**Task to complete**
Leave the pictures out. Return all other data exactly.

------------------------------------------------------------------------

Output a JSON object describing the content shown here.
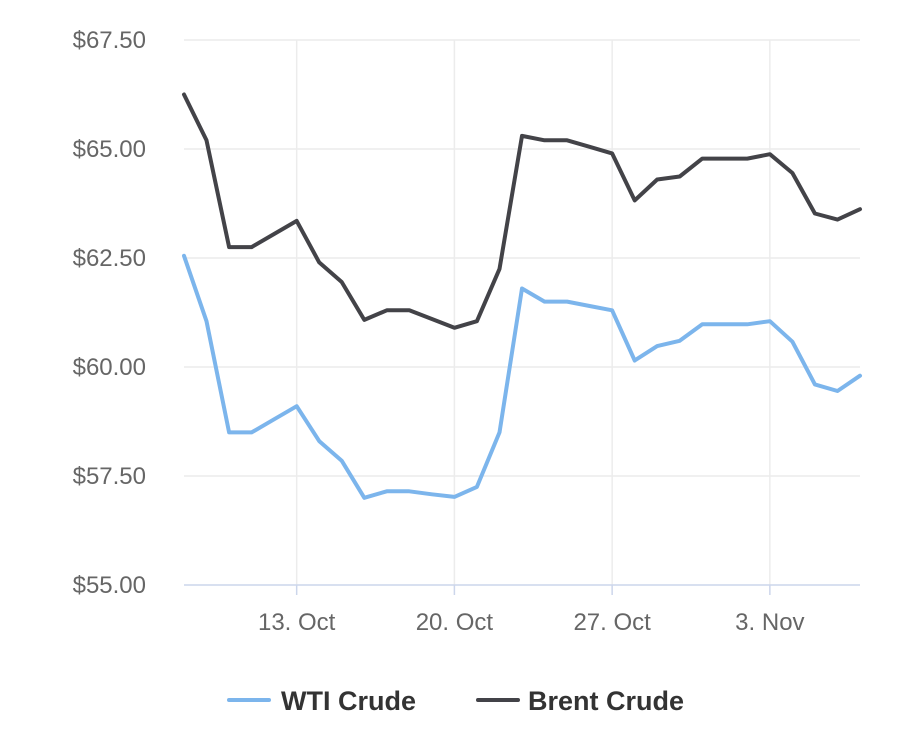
{
  "chart_data": {
    "type": "line",
    "title": "",
    "xlabel": "",
    "ylabel": "",
    "y_ticks": [
      "$55.00",
      "$57.50",
      "$60.00",
      "$62.50",
      "$65.00",
      "$67.50"
    ],
    "x_ticks": [
      "13. Oct",
      "20. Oct",
      "27. Oct",
      "3. Nov"
    ],
    "ylim": [
      55,
      67.5
    ],
    "xlim": [
      "2025-10-08",
      "2025-11-07"
    ],
    "grid": true,
    "legend_position": "bottom-center",
    "x": [
      "2025-10-08",
      "2025-10-09",
      "2025-10-10",
      "2025-10-11",
      "2025-10-12",
      "2025-10-13",
      "2025-10-14",
      "2025-10-15",
      "2025-10-16",
      "2025-10-17",
      "2025-10-18",
      "2025-10-19",
      "2025-10-20",
      "2025-10-21",
      "2025-10-22",
      "2025-10-23",
      "2025-10-24",
      "2025-10-25",
      "2025-10-26",
      "2025-10-27",
      "2025-10-28",
      "2025-10-29",
      "2025-10-30",
      "2025-10-31",
      "2025-11-01",
      "2025-11-02",
      "2025-11-03",
      "2025-11-04",
      "2025-11-05",
      "2025-11-06",
      "2025-11-07"
    ],
    "series": [
      {
        "name": "WTI Crude",
        "color": "#7cb5ec",
        "values": [
          62.55,
          61.05,
          58.5,
          58.5,
          58.8,
          59.1,
          58.3,
          57.85,
          57.0,
          57.15,
          57.15,
          57.08,
          57.02,
          57.25,
          58.5,
          61.8,
          61.5,
          61.5,
          61.4,
          61.3,
          60.15,
          60.48,
          60.6,
          60.98,
          60.98,
          60.98,
          61.05,
          60.58,
          59.6,
          59.45,
          59.8
        ]
      },
      {
        "name": "Brent Crude",
        "color": "#434348",
        "values": [
          66.25,
          65.2,
          62.75,
          62.75,
          63.05,
          63.35,
          62.4,
          61.95,
          61.08,
          61.3,
          61.3,
          61.1,
          60.9,
          61.05,
          62.25,
          65.3,
          65.2,
          65.2,
          65.05,
          64.9,
          63.82,
          64.3,
          64.37,
          64.78,
          64.78,
          64.78,
          64.88,
          64.45,
          63.52,
          63.38,
          63.62
        ]
      }
    ]
  }
}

------------------------------------------------------------------------

**The response**
Output a JSON object describing the content shown here.
{
  "chart_data": {
    "type": "line",
    "title": "",
    "xlabel": "",
    "ylabel": "",
    "y_ticks": [
      "$55.00",
      "$57.50",
      "$60.00",
      "$62.50",
      "$65.00",
      "$67.50"
    ],
    "x_ticks": [
      "13. Oct",
      "20. Oct",
      "27. Oct",
      "3. Nov"
    ],
    "ylim": [
      55,
      67.5
    ],
    "xlim": [
      "2025-10-08",
      "2025-11-07"
    ],
    "grid": true,
    "legend_position": "bottom-center",
    "x": [
      "2025-10-08",
      "2025-10-09",
      "2025-10-10",
      "2025-10-11",
      "2025-10-12",
      "2025-10-13",
      "2025-10-14",
      "2025-10-15",
      "2025-10-16",
      "2025-10-17",
      "2025-10-18",
      "2025-10-19",
      "2025-10-20",
      "2025-10-21",
      "2025-10-22",
      "2025-10-23",
      "2025-10-24",
      "2025-10-25",
      "2025-10-26",
      "2025-10-27",
      "2025-10-28",
      "2025-10-29",
      "2025-10-30",
      "2025-10-31",
      "2025-11-01",
      "2025-11-02",
      "2025-11-03",
      "2025-11-04",
      "2025-11-05",
      "2025-11-06",
      "2025-11-07"
    ],
    "series": [
      {
        "name": "WTI Crude",
        "color": "#7cb5ec",
        "values": [
          62.55,
          61.05,
          58.5,
          58.5,
          58.8,
          59.1,
          58.3,
          57.85,
          57.0,
          57.15,
          57.15,
          57.08,
          57.02,
          57.25,
          58.5,
          61.8,
          61.5,
          61.5,
          61.4,
          61.3,
          60.15,
          60.48,
          60.6,
          60.98,
          60.98,
          60.98,
          61.05,
          60.58,
          59.6,
          59.45,
          59.8
        ]
      },
      {
        "name": "Brent Crude",
        "color": "#434348",
        "values": [
          66.25,
          65.2,
          62.75,
          62.75,
          63.05,
          63.35,
          62.4,
          61.95,
          61.08,
          61.3,
          61.3,
          61.1,
          60.9,
          61.05,
          62.25,
          65.3,
          65.2,
          65.2,
          65.05,
          64.9,
          63.82,
          64.3,
          64.37,
          64.78,
          64.78,
          64.78,
          64.88,
          64.45,
          63.52,
          63.38,
          63.62
        ]
      }
    ]
  }
}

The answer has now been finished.